**PROBLEM REQUIREMENTS**
Your task is to copy every line of the records below that contains "this".

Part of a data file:
┄┄┄┄┄┄┄┄┄┄
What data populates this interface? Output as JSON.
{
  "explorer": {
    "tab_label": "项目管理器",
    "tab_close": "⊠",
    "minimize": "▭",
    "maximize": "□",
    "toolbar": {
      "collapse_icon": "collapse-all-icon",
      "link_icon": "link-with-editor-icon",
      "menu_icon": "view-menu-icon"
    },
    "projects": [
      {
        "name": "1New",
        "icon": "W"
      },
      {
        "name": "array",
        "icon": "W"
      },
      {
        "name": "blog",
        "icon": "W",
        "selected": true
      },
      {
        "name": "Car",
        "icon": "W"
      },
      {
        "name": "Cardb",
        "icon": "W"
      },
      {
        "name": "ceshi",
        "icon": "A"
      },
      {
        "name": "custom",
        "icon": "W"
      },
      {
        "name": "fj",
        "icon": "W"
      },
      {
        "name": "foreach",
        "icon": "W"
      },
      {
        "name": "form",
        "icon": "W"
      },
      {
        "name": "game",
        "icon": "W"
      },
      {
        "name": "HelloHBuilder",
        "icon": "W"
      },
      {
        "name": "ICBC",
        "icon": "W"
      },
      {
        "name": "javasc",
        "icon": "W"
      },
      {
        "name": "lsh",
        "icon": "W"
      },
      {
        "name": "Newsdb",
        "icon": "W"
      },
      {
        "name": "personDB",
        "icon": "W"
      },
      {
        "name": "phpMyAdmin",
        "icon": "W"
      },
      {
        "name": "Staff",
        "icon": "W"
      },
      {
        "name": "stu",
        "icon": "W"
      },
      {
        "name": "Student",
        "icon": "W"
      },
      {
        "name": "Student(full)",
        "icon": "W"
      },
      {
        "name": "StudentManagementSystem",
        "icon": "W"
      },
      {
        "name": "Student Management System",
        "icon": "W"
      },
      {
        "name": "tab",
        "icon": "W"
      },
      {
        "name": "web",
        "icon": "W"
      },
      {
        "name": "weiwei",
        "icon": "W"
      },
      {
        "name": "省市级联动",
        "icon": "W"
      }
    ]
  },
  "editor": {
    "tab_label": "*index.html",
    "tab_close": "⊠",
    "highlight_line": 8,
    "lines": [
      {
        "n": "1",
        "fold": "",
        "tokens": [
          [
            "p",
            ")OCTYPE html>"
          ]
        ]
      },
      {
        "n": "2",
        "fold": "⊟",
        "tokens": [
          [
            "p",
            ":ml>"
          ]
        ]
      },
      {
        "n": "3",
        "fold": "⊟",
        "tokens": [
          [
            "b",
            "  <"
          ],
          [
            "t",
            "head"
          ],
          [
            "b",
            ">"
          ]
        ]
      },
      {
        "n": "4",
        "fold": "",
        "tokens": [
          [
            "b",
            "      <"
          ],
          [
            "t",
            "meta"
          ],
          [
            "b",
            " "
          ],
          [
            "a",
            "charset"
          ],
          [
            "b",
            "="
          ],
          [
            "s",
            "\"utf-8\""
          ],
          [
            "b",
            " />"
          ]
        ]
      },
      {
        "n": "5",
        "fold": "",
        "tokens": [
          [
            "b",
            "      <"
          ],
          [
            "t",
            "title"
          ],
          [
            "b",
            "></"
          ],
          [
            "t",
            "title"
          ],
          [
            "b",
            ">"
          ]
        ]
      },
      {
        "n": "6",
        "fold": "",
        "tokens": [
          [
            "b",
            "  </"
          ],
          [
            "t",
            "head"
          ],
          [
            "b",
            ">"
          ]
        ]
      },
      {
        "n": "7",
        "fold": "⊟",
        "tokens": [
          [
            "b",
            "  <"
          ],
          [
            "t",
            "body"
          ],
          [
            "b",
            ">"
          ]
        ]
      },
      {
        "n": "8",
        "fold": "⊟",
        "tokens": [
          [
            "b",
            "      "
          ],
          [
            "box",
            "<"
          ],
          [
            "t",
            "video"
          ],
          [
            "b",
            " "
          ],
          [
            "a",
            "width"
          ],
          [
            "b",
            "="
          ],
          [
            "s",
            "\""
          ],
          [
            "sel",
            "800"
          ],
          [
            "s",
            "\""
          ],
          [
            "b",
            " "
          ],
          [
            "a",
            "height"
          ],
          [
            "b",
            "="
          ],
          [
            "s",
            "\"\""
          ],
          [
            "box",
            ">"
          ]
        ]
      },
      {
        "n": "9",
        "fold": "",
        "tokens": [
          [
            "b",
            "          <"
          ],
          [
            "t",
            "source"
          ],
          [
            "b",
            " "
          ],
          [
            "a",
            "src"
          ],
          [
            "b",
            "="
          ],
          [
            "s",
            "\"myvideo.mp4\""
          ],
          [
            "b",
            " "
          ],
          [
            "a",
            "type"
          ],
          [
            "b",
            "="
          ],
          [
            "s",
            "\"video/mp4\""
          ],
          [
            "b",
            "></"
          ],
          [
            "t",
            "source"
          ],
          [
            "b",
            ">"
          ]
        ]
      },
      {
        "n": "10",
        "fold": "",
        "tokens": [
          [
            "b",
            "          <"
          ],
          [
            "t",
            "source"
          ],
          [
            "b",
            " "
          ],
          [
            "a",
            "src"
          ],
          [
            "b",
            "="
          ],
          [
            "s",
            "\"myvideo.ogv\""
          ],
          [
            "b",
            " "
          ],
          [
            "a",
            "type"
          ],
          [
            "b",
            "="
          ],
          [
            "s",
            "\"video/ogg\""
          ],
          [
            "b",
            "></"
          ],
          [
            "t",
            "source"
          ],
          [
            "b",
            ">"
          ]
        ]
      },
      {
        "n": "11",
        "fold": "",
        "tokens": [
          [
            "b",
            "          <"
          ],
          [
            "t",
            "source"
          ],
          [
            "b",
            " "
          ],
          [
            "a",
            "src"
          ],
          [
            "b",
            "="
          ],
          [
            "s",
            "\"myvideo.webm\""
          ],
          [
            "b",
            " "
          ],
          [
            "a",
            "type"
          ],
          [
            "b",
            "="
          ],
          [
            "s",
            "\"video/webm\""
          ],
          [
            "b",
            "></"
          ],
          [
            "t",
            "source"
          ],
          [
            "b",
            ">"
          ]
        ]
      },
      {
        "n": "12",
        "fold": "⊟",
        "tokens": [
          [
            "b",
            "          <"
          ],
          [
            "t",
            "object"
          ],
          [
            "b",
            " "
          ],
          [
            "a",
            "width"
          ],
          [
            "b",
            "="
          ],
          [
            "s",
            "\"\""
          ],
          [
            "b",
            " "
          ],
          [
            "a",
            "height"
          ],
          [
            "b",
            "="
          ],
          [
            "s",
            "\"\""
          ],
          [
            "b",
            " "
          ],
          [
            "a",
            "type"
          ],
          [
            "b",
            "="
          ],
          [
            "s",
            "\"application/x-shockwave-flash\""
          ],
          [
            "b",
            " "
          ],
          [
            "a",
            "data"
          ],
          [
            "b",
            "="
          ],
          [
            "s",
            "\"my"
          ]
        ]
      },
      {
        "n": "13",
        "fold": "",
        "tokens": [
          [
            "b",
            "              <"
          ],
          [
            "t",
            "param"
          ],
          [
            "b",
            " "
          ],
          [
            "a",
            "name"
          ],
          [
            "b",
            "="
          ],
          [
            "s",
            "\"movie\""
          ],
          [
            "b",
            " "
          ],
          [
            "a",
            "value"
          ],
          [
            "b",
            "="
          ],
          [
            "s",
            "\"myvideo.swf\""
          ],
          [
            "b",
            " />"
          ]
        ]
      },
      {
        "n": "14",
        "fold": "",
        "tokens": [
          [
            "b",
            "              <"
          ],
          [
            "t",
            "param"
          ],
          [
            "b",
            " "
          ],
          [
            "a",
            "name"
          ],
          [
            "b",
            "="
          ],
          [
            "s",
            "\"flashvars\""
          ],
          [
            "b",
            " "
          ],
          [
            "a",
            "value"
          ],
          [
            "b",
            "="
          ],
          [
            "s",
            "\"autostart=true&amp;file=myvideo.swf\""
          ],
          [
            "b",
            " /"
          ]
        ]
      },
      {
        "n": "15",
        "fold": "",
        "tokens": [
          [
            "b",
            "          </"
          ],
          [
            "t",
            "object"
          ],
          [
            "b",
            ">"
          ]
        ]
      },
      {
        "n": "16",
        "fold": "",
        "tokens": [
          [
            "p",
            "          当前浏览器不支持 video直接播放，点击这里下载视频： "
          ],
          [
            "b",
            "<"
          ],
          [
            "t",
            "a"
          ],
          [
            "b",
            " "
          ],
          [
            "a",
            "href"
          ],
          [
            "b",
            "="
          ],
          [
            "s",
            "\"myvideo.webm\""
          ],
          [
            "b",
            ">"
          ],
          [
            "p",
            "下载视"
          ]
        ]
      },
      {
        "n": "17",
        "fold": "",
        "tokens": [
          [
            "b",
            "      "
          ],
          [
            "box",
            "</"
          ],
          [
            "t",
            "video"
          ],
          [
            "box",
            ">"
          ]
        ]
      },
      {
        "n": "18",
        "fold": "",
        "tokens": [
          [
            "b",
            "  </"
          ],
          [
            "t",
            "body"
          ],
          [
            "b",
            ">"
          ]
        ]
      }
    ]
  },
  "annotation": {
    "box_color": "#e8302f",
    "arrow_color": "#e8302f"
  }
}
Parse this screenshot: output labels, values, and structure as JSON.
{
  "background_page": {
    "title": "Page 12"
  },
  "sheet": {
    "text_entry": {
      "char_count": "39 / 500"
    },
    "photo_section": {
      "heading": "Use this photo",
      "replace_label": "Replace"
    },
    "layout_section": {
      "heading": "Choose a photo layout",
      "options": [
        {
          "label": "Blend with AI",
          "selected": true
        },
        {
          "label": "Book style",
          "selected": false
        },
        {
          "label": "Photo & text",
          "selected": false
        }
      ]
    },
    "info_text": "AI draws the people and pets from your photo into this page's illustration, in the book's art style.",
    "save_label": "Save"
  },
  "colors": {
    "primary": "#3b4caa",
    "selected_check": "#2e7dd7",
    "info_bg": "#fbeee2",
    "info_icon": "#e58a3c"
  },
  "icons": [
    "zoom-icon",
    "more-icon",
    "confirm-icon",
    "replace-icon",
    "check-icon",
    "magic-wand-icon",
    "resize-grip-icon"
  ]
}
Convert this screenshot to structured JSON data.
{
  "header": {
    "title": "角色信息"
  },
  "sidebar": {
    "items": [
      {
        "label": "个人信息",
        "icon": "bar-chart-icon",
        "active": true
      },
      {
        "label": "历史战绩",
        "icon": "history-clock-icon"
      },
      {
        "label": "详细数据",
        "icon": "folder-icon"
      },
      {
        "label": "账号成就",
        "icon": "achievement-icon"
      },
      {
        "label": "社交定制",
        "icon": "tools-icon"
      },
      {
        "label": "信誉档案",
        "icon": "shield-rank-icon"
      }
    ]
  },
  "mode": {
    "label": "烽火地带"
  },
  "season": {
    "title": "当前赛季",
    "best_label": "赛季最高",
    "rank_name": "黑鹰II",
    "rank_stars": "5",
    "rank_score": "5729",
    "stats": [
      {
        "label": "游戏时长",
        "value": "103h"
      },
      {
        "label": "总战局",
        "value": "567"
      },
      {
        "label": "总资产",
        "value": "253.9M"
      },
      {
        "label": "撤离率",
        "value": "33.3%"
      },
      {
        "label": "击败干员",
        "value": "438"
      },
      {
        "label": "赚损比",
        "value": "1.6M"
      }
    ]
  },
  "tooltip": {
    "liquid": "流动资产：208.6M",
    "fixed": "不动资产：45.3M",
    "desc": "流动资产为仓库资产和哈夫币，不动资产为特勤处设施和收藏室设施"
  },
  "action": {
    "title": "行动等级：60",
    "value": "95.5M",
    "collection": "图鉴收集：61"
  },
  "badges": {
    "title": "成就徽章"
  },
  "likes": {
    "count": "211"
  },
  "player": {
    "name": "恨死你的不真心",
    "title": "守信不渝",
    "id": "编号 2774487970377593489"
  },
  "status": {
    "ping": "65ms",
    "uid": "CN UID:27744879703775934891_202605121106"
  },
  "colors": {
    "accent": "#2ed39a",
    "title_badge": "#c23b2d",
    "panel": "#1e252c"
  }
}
┄┄┄┄┄┄┄┄┄┄
**OUTPUT OF THE EXERCISE**
What data populates this interface? Output as JSON.
Parse this screenshot: output labels, values, and structure as JSON.
      "heading": "Use this photo",
    "info_text": "AI draws the people and pets from your photo into this page's illustration, in the book's art style.",
Convert this screenshot to structured JSON data.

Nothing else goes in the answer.